• Problem
Scan the entries for lines containing the string "provisional". Reply with how many there are, and nothing else.

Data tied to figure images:
=====

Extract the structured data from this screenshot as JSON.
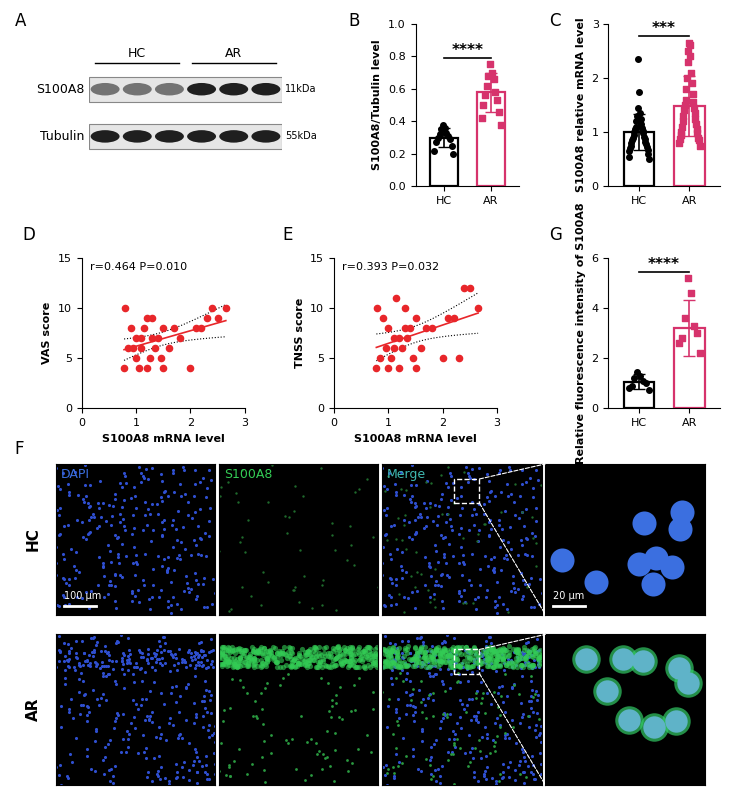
{
  "chart_data": [
    {
      "panel": "B",
      "type": "bar",
      "categories": [
        "HC",
        "AR"
      ],
      "values": [
        0.3,
        0.58
      ],
      "error": [
        0.06,
        0.12
      ],
      "points": [
        [
          0.38,
          0.36,
          0.35,
          0.33,
          0.32,
          0.31,
          0.3,
          0.29,
          0.27,
          0.25,
          0.22,
          0.2
        ],
        [
          0.75,
          0.7,
          0.68,
          0.66,
          0.62,
          0.58,
          0.56,
          0.53,
          0.5,
          0.46,
          0.42,
          0.38
        ]
      ],
      "colors": [
        "#000000",
        "#d6336c"
      ],
      "y_label": "S100A8/Tubulin level",
      "annotation": "****",
      "ylim": [
        0,
        1.0
      ],
      "yticks": [
        {
          "value": 0,
          "label": "0.0"
        },
        {
          "value": 0.2,
          "label": "0.2"
        },
        {
          "value": 0.4,
          "label": "0.4"
        },
        {
          "value": 0.6,
          "label": "0.6"
        },
        {
          "value": 0.8,
          "label": "0.8"
        },
        {
          "value": 1.0,
          "label": "1.0"
        }
      ]
    },
    {
      "panel": "C",
      "type": "bar",
      "categories": [
        "HC",
        "AR"
      ],
      "values": [
        1.0,
        1.48
      ],
      "error": [
        0.33,
        0.55
      ],
      "points": [
        [
          2.35,
          1.75,
          1.45,
          1.35,
          1.3,
          1.25,
          1.2,
          1.15,
          1.1,
          1.08,
          1.05,
          1.02,
          1.0,
          0.98,
          0.95,
          0.92,
          0.9,
          0.88,
          0.85,
          0.82,
          0.8,
          0.78,
          0.75,
          0.72,
          0.7,
          0.68,
          0.65,
          0.6,
          0.55,
          0.5
        ],
        [
          2.65,
          2.6,
          2.5,
          2.4,
          2.3,
          2.1,
          2.0,
          1.9,
          1.8,
          1.7,
          1.6,
          1.55,
          1.5,
          1.45,
          1.4,
          1.35,
          1.3,
          1.25,
          1.2,
          1.15,
          1.1,
          1.05,
          1.0,
          0.98,
          0.95,
          0.9,
          0.88,
          0.85,
          0.8,
          0.75
        ]
      ],
      "colors": [
        "#000000",
        "#d6336c"
      ],
      "y_label": "S100A8 relative mRNA level",
      "annotation": "***",
      "ylim": [
        0,
        3
      ],
      "yticks": [
        0,
        1,
        2,
        3
      ]
    },
    {
      "panel": "D",
      "type": "scatter",
      "x": [
        0.78,
        0.8,
        0.85,
        0.9,
        0.95,
        1.0,
        1.0,
        1.05,
        1.1,
        1.1,
        1.15,
        1.2,
        1.2,
        1.25,
        1.3,
        1.3,
        1.35,
        1.4,
        1.45,
        1.5,
        1.5,
        1.6,
        1.7,
        1.8,
        2.0,
        2.1,
        2.2,
        2.3,
        2.4,
        2.5,
        2.65
      ],
      "values": [
        4,
        10,
        6,
        8,
        6,
        7,
        5,
        4,
        6,
        7,
        8,
        9,
        4,
        5,
        7,
        9,
        6,
        7,
        5,
        8,
        4,
        6,
        8,
        7,
        4,
        8,
        8,
        9,
        10,
        9,
        10
      ],
      "color": "#e8262a",
      "x_label": "S100A8 mRNA level",
      "y_label": "VAS score",
      "annotation": "r=0.464 P=0.010",
      "xlim": [
        0,
        3
      ],
      "xticks": [
        0,
        1,
        2,
        3
      ],
      "ylim": [
        0,
        15
      ],
      "yticks": [
        0,
        5,
        10,
        15
      ]
    },
    {
      "panel": "E",
      "type": "scatter",
      "x": [
        0.78,
        0.8,
        0.85,
        0.9,
        0.95,
        1.0,
        1.0,
        1.05,
        1.1,
        1.1,
        1.15,
        1.2,
        1.2,
        1.25,
        1.3,
        1.3,
        1.35,
        1.4,
        1.45,
        1.5,
        1.5,
        1.6,
        1.7,
        1.8,
        2.0,
        2.1,
        2.2,
        2.3,
        2.4,
        2.5,
        2.65
      ],
      "values": [
        4,
        10,
        5,
        9,
        6,
        8,
        4,
        5,
        6,
        7,
        11,
        7,
        4,
        6,
        8,
        10,
        7,
        8,
        5,
        9,
        4,
        6,
        8,
        8,
        5,
        9,
        9,
        5,
        12,
        12,
        10
      ],
      "color": "#e8262a",
      "x_label": "S100A8 mRNA level",
      "y_label": "TNSS score",
      "annotation": "r=0.393 P=0.032",
      "xlim": [
        0,
        3
      ],
      "xticks": [
        0,
        1,
        2,
        3
      ],
      "ylim": [
        0,
        15
      ],
      "yticks": [
        0,
        5,
        10,
        15
      ]
    },
    {
      "panel": "G",
      "type": "bar",
      "categories": [
        "HC",
        "AR"
      ],
      "values": [
        1.06,
        3.2
      ],
      "error": [
        0.3,
        1.1
      ],
      "points": [
        [
          1.45,
          1.3,
          1.2,
          1.1,
          1.0,
          0.9,
          0.8,
          0.75
        ],
        [
          5.2,
          4.6,
          3.6,
          3.3,
          3.0,
          2.8,
          2.6,
          2.2
        ]
      ],
      "colors": [
        "#000000",
        "#d6336c"
      ],
      "y_label": "Relative fluorescence intensity of S100A8",
      "annotation": "****",
      "ylim": [
        0,
        6
      ],
      "yticks": [
        0,
        2,
        4,
        6
      ]
    }
  ],
  "blot": {
    "panel": "A",
    "groups": [
      "HC",
      "AR"
    ],
    "rows": [
      {
        "name": "S100A8",
        "size": "11kDa"
      },
      {
        "name": "Tubulin",
        "size": "55kDa"
      }
    ]
  },
  "micrographs": {
    "panel": "F",
    "groups": [
      "HC",
      "AR"
    ],
    "channels": [
      "DAPI",
      "S100A8",
      "Merge"
    ],
    "scale_bars": [
      "100 μm",
      "20 μm"
    ]
  }
}
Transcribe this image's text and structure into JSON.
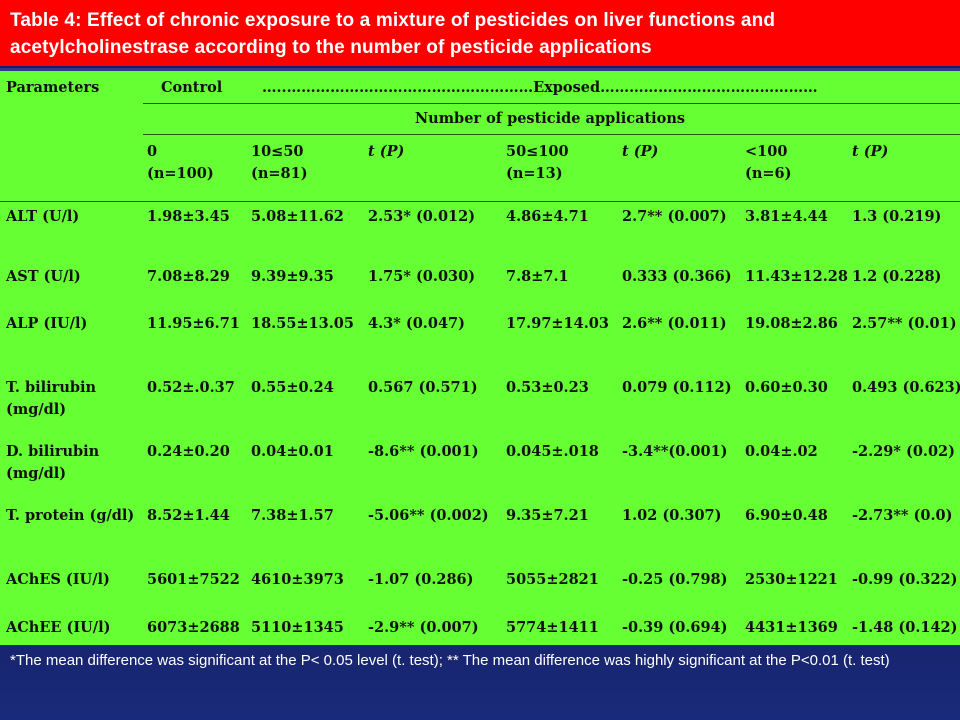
{
  "title": "Table 4: Effect of chronic exposure to a mixture of pesticides on liver functions and acetylcholinestrase according to the number of pesticide applications",
  "header": {
    "parameters": "Parameters",
    "control": "Control",
    "exposed": "…..……………………………………………Exposed………………………………………",
    "num_applications": "Number of pesticide applications",
    "col_control_top": "0",
    "col_control_bottom": "(n=100)",
    "col_g1_top": "10≤50",
    "col_g1_bottom": "(n=81)",
    "col_t1": "t (P)",
    "col_g2_top": "50≤100",
    "col_g2_bottom": "(n=13)",
    "col_t2": "t (P)",
    "col_g3_top": "<100",
    "col_g3_bottom": "(n=6)",
    "col_t3": "t (P)"
  },
  "rows": [
    {
      "param": "ALT (U/l)",
      "param2": "",
      "control": "1.98±3.45",
      "g1": "5.08±11.62",
      "t1": "2.53* (0.012)",
      "g2": "4.86±4.71",
      "t2": "2.7** (0.007)",
      "g3": "3.81±4.44",
      "t3": "1.3  (0.219)"
    },
    {
      "param": "AST (U/l)",
      "param2": "",
      "control": "7.08±8.29",
      "g1": "9.39±9.35",
      "t1": "1.75* (0.030)",
      "g2": "7.8±7.1",
      "t2": "0.333 (0.366)",
      "g3": "11.43±12.28",
      "t3": "1.2  (0.228)"
    },
    {
      "param": "ALP (IU/l)",
      "param2": "",
      "control": "11.95±6.71",
      "g1": "18.55±13.05",
      "t1": "4.3* (0.047)",
      "g2": "17.97±14.03",
      "t2": "2.6** (0.011)",
      "g3": "19.08±2.86",
      "t3": "2.57** (0.01)"
    },
    {
      "param": "T. bilirubin",
      "param2": "(mg/dl)",
      "control": "0.52±.0.37",
      "g1": "0.55±0.24",
      "t1": "0.567 (0.571)",
      "g2": "0.53±0.23",
      "t2": "0.079 (0.112)",
      "g3": "0.60±0.30",
      "t3": "0.493 (0.623)"
    },
    {
      "param": "D. bilirubin",
      "param2": "(mg/dl)",
      "control": "0.24±0.20",
      "g1": "0.04±0.01",
      "t1": "-8.6** (0.001)",
      "g2": "0.045±.018",
      "t2": "-3.4**(0.001)",
      "g3": "0.04±.02",
      "t3": "-2.29* (0.02)"
    },
    {
      "param": "T. protein (g/dl)",
      "param2": "",
      "control": "8.52±1.44",
      "g1": "7.38±1.57",
      "t1": "-5.06** (0.002)",
      "g2": "9.35±7.21",
      "t2": "1.02 (0.307)",
      "g3": "6.90±0.48",
      "t3": "-2.73** (0.0)"
    },
    {
      "param": "AChES (IU/l)",
      "param2": "",
      "control": "5601±7522",
      "g1": "4610±3973",
      "t1": "-1.07 (0.286)",
      "g2": "5055±2821",
      "t2": "-0.25 (0.798)",
      "g3": "2530±1221",
      "t3": "-0.99 (0.322)"
    },
    {
      "param": "AChEE (IU/l)",
      "param2": "",
      "control": "6073±2688",
      "g1": "5110±1345",
      "t1": "-2.9** (0.007)",
      "g2": "5774±1411",
      "t2": "-0.39 (0.694)",
      "g3": "4431±1369",
      "t3": "-1.48 (0.142)"
    }
  ],
  "footnote": "*The mean difference was significant at the P< 0.05 level (t. test); ** The mean difference was highly significant at the P<0.01 (t. test)"
}
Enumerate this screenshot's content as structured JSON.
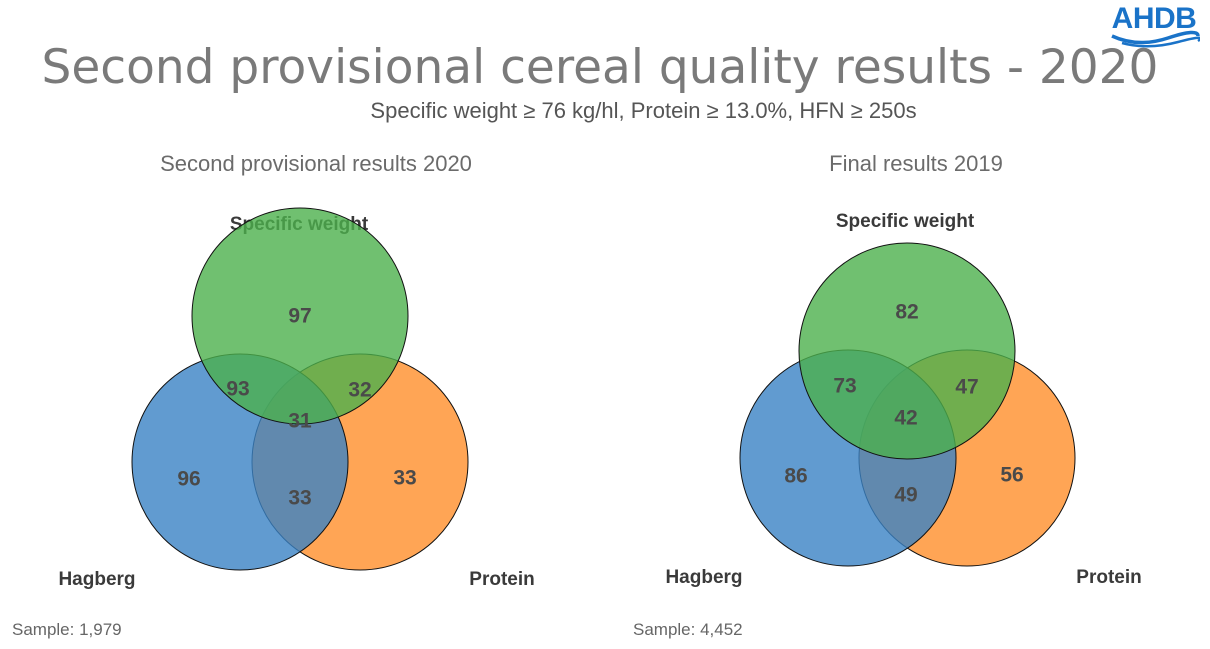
{
  "logo": {
    "text": "AHDB"
  },
  "title": "Second provisional cereal quality results - 2020",
  "subtitle": "Specific weight ≥ 76 kg/hl, Protein ≥ 13.0%, HFN ≥ 250s",
  "colors": {
    "specific_weight": "#4cb04c",
    "hagberg": "#3a82c4",
    "protein": "#ff8f2a",
    "brand": "#1a73c8"
  },
  "chart_data": [
    {
      "type": "venn",
      "title": "Second provisional results 2020",
      "sets": [
        "Specific weight",
        "Hagberg",
        "Protein"
      ],
      "regions": {
        "specific_weight_only": 97,
        "hagberg_only": 96,
        "protein_only": 33,
        "specific_weight_and_hagberg": 93,
        "specific_weight_and_protein": 32,
        "hagberg_and_protein": 33,
        "all_three": 31
      },
      "sample": "Sample: 1,979"
    },
    {
      "type": "venn",
      "title": "Final results 2019",
      "sets": [
        "Specific weight",
        "Hagberg",
        "Protein"
      ],
      "regions": {
        "specific_weight_only": 82,
        "hagberg_only": 86,
        "protein_only": 56,
        "specific_weight_and_hagberg": 73,
        "specific_weight_and_protein": 47,
        "hagberg_and_protein": 49,
        "all_three": 42
      },
      "sample": "Sample: 4,452"
    }
  ]
}
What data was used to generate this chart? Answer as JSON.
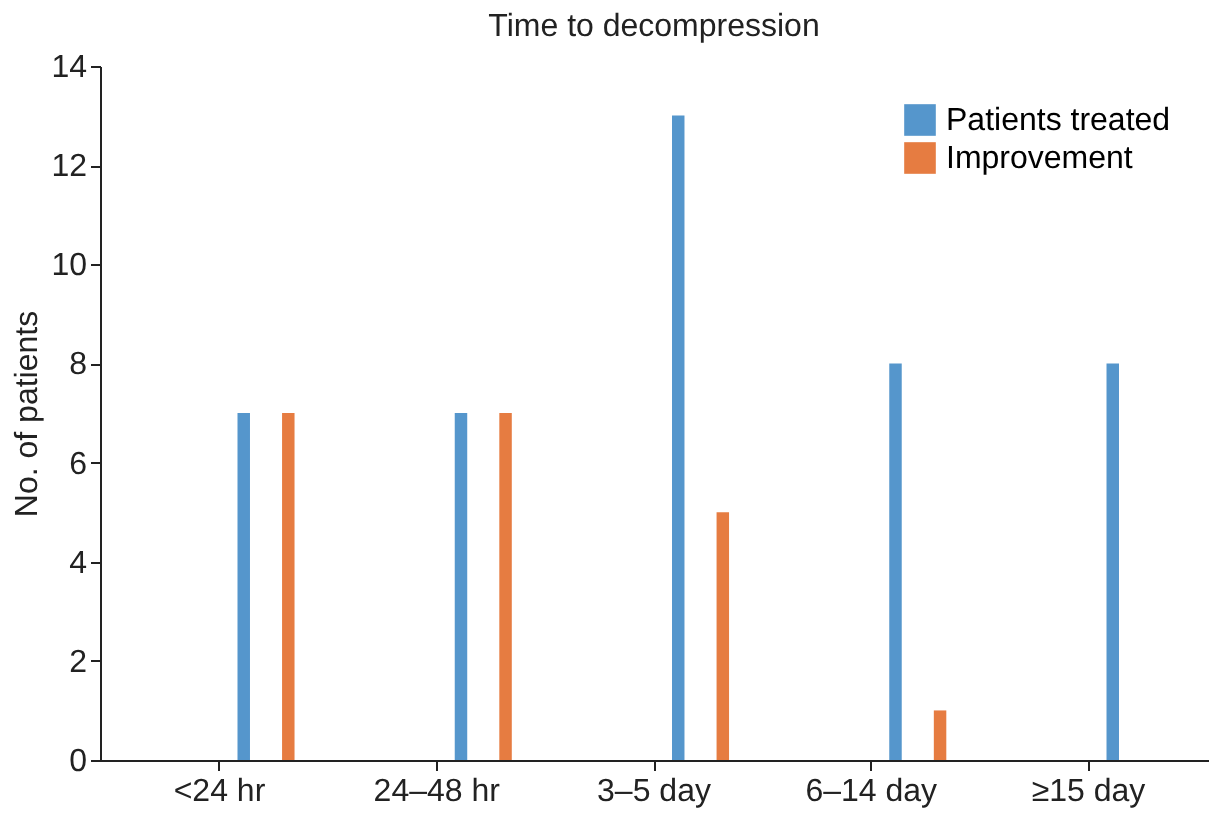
{
  "chart_data": {
    "type": "bar",
    "title": "Time to decompression",
    "ylabel": "No. of patients",
    "categories": [
      "<24 hr",
      "24–48 hr",
      "3–5 day",
      "6–14 day",
      "≥15 day"
    ],
    "series": [
      {
        "name": "Patients treated",
        "color": "#5596cc",
        "values": [
          7,
          7,
          13,
          8,
          8
        ]
      },
      {
        "name": "Improvement",
        "color": "#e67c41",
        "values": [
          7,
          7,
          5,
          1,
          0
        ]
      }
    ],
    "ylim": [
      0,
      14
    ],
    "yticks": [
      0,
      2,
      4,
      6,
      8,
      10,
      12,
      14
    ],
    "grid": false,
    "legend": "top right"
  }
}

=====

• Expected answer
2